§ SUPPLIED DATA
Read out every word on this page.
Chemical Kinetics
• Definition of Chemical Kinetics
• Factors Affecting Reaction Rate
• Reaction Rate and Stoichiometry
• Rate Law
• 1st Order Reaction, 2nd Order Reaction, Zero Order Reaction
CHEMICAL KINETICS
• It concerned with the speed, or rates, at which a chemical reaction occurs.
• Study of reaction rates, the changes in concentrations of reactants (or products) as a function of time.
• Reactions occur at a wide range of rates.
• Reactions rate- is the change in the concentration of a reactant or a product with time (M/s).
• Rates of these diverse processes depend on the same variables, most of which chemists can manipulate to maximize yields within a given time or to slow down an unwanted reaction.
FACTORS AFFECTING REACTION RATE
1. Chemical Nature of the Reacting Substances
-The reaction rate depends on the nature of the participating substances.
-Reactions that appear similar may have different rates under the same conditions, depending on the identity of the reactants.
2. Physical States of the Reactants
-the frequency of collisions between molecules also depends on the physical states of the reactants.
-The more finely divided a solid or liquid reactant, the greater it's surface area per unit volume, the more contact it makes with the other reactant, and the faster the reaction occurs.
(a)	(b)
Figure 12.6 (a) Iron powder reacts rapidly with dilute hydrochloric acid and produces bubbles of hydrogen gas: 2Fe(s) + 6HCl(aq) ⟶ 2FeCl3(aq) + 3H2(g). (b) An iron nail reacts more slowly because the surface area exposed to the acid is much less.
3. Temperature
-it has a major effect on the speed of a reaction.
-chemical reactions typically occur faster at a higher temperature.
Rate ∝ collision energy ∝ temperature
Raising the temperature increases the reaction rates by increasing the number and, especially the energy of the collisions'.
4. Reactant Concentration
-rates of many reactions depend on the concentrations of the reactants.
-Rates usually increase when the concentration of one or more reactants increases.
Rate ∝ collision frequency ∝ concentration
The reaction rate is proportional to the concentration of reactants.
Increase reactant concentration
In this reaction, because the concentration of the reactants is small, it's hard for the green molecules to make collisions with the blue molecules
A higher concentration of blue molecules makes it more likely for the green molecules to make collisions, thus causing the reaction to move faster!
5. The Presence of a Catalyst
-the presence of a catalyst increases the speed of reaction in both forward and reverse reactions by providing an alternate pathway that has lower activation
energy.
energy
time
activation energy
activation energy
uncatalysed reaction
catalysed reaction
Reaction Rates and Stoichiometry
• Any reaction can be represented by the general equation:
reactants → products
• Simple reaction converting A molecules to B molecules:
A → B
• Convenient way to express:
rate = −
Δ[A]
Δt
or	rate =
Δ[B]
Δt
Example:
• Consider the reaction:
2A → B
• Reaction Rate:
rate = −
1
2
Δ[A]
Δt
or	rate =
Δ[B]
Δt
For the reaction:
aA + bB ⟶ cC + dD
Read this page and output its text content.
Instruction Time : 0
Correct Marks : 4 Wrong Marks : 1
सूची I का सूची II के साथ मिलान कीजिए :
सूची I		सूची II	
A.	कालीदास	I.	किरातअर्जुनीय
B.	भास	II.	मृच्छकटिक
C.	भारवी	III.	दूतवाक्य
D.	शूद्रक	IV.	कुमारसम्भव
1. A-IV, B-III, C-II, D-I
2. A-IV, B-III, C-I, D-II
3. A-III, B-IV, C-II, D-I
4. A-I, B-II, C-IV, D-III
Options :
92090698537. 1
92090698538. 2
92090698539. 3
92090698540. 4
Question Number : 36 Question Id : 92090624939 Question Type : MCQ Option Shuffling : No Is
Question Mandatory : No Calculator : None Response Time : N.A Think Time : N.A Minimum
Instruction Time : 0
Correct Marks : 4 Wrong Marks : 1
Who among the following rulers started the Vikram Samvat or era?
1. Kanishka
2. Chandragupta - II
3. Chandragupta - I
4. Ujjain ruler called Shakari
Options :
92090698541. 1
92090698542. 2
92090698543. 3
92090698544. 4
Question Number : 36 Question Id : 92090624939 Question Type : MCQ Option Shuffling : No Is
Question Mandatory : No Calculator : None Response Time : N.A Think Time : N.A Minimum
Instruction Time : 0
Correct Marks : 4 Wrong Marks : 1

§ STATED EXERCISE
Retype all the records, matching them exactly.

§ ANSWER FOR THE TASK
Read out every word on this page.
Chemical Kinetics
• Definition of Chemical Kinetics
• Factors Affecting Reaction Rate
• Reaction Rate and Stoichiometry
• Rate Law
• 1st Order Reaction, 2nd Order Reaction, Zero Order Reaction
CHEMICAL KINETICS
• It concerned with the speed, or rates, at which a chemical reaction occurs.
• Study of reaction rates, the changes in concentrations of reactants (or products) as a function of time.
• Reactions occur at a wide range of rates.
• Reactions rate- is the change in the concentration of a reactant or a product with time (M/s).
• Rates of these diverse processes depend on the same variables, most of which chemists can manipulate to maximize yields within a given time or to slow down an unwanted reaction.
FACTORS AFFECTING REACTION RATE
1. Chemical Nature of the Reacting Substances
-The reaction rate depends on the nature of the participating substances.
-Reactions that appear similar may have different rates under the same conditions, depending on the identity of the reactants.
2. Physical States of the Reactants
-the frequency of collisions between molecules also depends on the physical states of the reactants.
-The more finely divided a solid or liquid reactant, the greater it's surface area per unit volume, the more contact it makes with the other reactant, and the faster the reaction occurs.
(a)	(b)
Figure 12.6 (a) Iron powder reacts rapidly with dilute hydrochloric acid and produces bubbles of hydrogen gas: 2Fe(s) + 6HCl(aq) ⟶ 2FeCl3(aq) + 3H2(g). (b) An iron nail reacts more slowly because the surface area exposed to the acid is much less.
3. Temperature
-it has a major effect on the speed of a reaction.
-chemical reactions typically occur faster at a higher temperature.
Rate ∝ collision energy ∝ temperature
Raising the temperature increases the reaction rates by increasing the number and, especially the energy of the collisions'.
4. Reactant Concentration
-rates of many reactions depend on the concentrations of the reactants.
-Rates usually increase when the concentration of one or more reactants increases.
Rate ∝ collision frequency ∝ concentration
The reaction rate is proportional to the concentration of reactants.
Increase reactant concentration
In this reaction, because the concentration of the reactants is small, it's hard for the green molecules to make collisions with the blue molecules
A higher concentration of blue molecules makes it more likely for the green molecules to make collisions, thus causing the reaction to move faster!
5. The Presence of a Catalyst
-the presence of a catalyst increases the speed of reaction in both forward and reverse reactions by providing an alternate pathway that has lower activation
energy.
energy
time
activation energy
activation energy
uncatalysed reaction
catalysed reaction
Reaction Rates and Stoichiometry
• Any reaction can be represented by the general equation:
reactants → products
• Simple reaction converting A molecules to B molecules:
A → B
• Convenient way to express:
rate = −
Δ[A]
Δt
or	rate =
Δ[B]
Δt
Example:
• Consider the reaction:
2A → B
• Reaction Rate:
rate = −
1
2
Δ[A]
Δt
or	rate =
Δ[B]
Δt
For the reaction:
aA + bB ⟶ cC + dD
Read this page and output its text content.
Instruction Time : 0
Correct Marks : 4 Wrong Marks : 1
सूची I का सूची II के साथ मिलान कीजिए :
सूची I		सूची II	
A.	कालीदास	I.	किरातअर्जुनीय
B.	भास	II.	मृच्छकटिक
C.	भारवी	III.	दूतवाक्य
D.	शूद्रक	IV.	कुमारसम्भव
1. A-IV, B-III, C-II, D-I
2. A-IV, B-III, C-I, D-II
3. A-III, B-IV, C-II, D-I
4. A-I, B-II, C-IV, D-III
Options :
92090698537. 1
92090698538. 2
92090698539. 3
92090698540. 4
Question Number : 36 Question Id : 92090624939 Question Type : MCQ Option Shuffling : No Is
Question Mandatory : No Calculator : None Response Time : N.A Think Time : N.A Minimum
Instruction Time : 0
Correct Marks : 4 Wrong Marks : 1
Who among the following rulers started the Vikram Samvat or era?
1. Kanishka
2. Chandragupta - II
3. Chandragupta - I
4. Ujjain ruler called Shakari
Options :
92090698541. 1
92090698542. 2
92090698543. 3
92090698544. 4
Question Number : 36 Question Id : 92090624939 Question Type : MCQ Option Shuffling : No Is
Question Mandatory : No Calculator : None Response Time : N.A Think Time : N.A Minimum
Instruction Time : 0
Correct Marks : 4 Wrong Marks : 1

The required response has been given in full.